Items from a data source
#####

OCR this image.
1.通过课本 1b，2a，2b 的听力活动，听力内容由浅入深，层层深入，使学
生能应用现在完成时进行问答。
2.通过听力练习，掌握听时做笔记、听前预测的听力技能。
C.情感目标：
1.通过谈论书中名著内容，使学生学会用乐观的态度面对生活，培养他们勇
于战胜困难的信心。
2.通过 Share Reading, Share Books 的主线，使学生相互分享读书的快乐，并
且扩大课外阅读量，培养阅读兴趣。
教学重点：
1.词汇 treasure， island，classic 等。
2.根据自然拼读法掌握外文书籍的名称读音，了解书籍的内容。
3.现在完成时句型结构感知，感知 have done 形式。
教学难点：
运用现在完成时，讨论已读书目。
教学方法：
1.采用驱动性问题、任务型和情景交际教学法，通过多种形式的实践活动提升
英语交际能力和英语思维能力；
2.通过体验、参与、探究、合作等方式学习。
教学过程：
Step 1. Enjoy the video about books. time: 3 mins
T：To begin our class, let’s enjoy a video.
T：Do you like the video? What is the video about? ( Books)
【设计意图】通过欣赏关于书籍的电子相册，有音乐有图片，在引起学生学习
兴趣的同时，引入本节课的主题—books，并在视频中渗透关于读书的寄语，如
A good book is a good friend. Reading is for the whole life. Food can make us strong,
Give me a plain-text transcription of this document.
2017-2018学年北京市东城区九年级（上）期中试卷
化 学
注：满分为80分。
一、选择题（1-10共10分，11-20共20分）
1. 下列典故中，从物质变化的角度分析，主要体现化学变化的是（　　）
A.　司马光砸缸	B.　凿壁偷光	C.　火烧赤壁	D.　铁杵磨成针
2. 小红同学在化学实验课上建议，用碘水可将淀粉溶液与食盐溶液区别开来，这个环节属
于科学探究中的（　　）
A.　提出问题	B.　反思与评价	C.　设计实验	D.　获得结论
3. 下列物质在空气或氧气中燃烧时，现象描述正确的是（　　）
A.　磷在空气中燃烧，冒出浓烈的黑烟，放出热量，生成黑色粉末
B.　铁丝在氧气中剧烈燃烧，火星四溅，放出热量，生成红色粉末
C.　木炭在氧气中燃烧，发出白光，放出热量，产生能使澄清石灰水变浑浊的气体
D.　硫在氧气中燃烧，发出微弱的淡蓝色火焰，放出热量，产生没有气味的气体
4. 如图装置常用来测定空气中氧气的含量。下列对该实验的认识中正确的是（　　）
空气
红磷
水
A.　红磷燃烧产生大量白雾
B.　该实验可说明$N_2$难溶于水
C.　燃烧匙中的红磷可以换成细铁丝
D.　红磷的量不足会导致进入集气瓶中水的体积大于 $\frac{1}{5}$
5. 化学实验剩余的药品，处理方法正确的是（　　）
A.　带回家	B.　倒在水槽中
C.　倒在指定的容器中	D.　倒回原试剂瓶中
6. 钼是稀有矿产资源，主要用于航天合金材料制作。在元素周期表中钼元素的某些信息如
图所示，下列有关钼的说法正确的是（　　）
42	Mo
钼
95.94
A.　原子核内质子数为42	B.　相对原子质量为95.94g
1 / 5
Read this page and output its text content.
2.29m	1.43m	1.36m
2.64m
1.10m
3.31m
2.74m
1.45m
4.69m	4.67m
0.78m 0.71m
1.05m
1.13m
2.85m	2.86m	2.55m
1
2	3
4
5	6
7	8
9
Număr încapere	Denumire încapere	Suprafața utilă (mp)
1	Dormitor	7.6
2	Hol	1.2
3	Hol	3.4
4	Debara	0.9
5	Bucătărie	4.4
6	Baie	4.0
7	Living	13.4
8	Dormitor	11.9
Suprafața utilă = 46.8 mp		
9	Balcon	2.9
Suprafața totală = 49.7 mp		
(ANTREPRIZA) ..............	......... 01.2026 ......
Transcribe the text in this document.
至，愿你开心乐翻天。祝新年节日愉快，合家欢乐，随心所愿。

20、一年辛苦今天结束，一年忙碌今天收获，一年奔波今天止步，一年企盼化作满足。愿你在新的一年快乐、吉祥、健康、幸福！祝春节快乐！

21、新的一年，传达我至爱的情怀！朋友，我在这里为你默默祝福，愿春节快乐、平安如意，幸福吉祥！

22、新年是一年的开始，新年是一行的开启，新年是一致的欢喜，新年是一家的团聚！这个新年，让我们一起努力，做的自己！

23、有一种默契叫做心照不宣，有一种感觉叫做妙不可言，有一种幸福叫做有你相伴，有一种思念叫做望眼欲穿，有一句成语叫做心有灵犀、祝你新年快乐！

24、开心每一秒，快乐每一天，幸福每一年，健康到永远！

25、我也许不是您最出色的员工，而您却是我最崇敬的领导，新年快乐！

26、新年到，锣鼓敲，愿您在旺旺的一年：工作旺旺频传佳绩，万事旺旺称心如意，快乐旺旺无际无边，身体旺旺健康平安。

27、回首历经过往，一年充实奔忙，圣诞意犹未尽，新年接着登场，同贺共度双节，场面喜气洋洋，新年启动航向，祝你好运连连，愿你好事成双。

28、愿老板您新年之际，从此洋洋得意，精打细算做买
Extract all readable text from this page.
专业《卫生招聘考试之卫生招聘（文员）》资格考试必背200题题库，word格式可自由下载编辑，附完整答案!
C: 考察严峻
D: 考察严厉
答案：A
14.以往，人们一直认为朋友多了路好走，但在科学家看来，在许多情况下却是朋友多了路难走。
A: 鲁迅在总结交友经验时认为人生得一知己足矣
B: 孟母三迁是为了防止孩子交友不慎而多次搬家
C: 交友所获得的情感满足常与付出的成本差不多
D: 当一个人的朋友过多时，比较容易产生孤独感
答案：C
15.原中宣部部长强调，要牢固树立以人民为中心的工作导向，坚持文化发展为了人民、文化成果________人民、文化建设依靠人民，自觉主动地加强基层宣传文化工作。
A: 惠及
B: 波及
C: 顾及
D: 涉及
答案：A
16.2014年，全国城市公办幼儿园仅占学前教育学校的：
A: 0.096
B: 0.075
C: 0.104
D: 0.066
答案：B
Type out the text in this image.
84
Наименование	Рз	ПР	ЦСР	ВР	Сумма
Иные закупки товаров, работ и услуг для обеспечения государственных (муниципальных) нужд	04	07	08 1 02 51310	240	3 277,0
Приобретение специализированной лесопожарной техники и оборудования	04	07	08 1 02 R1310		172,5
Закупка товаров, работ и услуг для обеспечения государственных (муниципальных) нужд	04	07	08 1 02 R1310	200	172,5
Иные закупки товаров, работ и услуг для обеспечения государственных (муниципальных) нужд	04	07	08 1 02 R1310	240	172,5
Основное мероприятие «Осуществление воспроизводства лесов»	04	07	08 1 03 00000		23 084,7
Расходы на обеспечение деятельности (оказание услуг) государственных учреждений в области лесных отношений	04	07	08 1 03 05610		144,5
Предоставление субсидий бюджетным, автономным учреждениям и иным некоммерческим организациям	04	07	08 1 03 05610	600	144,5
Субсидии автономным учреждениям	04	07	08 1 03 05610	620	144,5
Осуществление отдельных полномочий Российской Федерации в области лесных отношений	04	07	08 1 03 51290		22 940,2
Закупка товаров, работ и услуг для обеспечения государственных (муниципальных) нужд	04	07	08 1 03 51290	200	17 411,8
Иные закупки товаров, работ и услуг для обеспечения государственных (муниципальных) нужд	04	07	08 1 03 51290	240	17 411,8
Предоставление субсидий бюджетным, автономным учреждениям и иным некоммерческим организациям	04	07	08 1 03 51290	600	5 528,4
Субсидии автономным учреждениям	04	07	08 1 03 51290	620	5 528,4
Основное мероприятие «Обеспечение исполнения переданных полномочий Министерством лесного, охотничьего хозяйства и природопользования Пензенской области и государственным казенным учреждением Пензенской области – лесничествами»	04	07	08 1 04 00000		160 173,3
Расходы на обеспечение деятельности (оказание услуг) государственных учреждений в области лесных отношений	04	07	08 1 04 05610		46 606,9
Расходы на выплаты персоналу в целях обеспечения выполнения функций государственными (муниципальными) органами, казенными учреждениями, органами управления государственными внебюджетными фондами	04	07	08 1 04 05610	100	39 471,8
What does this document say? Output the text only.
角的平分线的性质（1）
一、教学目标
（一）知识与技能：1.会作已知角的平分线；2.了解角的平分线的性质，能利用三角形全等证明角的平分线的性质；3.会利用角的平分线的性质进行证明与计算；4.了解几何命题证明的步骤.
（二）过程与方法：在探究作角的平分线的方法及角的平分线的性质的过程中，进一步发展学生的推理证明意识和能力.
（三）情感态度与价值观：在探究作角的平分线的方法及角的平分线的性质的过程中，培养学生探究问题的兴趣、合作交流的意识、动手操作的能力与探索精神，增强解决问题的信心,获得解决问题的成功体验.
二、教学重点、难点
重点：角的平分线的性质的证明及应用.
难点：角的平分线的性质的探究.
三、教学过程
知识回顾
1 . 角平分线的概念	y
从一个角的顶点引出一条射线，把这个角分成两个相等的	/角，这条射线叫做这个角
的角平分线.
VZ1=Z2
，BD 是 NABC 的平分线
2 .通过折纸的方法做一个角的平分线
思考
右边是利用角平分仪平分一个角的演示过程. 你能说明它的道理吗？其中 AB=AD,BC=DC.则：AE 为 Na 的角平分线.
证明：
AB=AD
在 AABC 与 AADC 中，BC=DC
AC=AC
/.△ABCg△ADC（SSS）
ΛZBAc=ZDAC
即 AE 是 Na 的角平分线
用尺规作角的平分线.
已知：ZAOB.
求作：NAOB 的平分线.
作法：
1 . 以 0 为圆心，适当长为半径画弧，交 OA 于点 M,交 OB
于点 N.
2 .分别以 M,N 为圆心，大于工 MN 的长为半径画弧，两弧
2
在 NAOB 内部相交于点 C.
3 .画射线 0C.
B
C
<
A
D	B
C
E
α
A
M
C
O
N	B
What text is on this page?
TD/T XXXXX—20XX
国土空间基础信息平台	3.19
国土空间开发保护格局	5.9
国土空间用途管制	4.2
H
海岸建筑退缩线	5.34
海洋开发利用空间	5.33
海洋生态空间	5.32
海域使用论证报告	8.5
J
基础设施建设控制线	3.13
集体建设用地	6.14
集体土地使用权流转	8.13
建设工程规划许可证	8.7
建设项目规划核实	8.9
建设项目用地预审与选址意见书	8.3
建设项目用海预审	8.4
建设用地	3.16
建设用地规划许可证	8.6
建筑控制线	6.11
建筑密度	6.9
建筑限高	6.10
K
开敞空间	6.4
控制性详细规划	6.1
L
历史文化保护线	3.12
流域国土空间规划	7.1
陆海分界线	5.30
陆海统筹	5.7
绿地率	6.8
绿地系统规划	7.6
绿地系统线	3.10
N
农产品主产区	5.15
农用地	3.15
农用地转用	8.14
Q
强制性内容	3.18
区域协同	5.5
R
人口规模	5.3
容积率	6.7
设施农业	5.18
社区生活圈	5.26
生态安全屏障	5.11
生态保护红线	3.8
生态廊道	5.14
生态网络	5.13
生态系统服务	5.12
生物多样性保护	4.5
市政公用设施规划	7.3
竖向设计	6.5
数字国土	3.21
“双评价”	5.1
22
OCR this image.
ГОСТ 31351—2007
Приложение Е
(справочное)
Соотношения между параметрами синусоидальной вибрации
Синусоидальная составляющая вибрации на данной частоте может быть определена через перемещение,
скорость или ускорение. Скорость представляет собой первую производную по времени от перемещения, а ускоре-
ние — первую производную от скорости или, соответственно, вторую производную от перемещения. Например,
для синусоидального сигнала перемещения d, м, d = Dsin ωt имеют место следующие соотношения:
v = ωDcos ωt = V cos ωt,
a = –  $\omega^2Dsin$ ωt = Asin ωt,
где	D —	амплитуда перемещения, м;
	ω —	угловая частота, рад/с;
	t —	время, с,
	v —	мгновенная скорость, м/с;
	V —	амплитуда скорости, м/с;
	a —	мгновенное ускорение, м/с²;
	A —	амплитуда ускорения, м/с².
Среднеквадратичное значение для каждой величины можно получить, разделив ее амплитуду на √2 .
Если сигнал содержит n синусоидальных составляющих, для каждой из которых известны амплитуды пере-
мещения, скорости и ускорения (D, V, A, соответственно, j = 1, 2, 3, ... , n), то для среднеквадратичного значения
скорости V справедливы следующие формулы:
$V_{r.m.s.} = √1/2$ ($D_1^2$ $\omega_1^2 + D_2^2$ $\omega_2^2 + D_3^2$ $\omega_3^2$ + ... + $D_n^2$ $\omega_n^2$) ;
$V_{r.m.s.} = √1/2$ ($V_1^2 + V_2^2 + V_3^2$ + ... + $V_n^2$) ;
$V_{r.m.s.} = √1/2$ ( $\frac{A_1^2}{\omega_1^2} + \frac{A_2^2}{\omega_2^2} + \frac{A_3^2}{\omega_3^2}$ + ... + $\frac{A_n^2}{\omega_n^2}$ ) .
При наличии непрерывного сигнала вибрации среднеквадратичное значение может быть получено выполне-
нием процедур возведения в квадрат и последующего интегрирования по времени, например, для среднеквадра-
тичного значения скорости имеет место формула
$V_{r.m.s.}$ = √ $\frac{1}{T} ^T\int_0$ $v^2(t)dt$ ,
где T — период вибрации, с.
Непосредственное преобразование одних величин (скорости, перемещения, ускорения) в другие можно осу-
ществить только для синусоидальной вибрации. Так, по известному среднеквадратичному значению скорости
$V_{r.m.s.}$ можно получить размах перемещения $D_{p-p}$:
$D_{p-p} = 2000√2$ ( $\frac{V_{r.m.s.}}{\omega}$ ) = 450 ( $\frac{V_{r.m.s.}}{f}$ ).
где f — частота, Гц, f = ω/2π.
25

#####

• _Aim_
Using the listing above, show every line that includes the string "место".

• _The response_
для синусоидального сигнала перемещения d, м, d = Dsin ωt имеют место следующие соотношения:
тичного значения скорости имеет место формула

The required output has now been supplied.